>> start Supplied material

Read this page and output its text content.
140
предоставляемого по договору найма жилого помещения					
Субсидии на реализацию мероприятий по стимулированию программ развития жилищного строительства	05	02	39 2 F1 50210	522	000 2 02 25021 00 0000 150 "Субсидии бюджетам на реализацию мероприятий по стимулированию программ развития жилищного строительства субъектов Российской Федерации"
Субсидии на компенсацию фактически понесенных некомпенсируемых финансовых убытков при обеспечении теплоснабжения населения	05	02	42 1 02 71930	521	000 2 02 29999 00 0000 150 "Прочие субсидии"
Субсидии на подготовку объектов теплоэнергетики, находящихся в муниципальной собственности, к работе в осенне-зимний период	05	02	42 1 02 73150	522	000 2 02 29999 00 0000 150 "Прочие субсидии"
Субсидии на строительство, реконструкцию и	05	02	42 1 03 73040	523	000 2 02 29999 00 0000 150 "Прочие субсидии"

>> end Supplied material

> Direction
For the listing above, give the number of lines in which the string "Субсидии" occurs, and nothing else.

> Final answer
4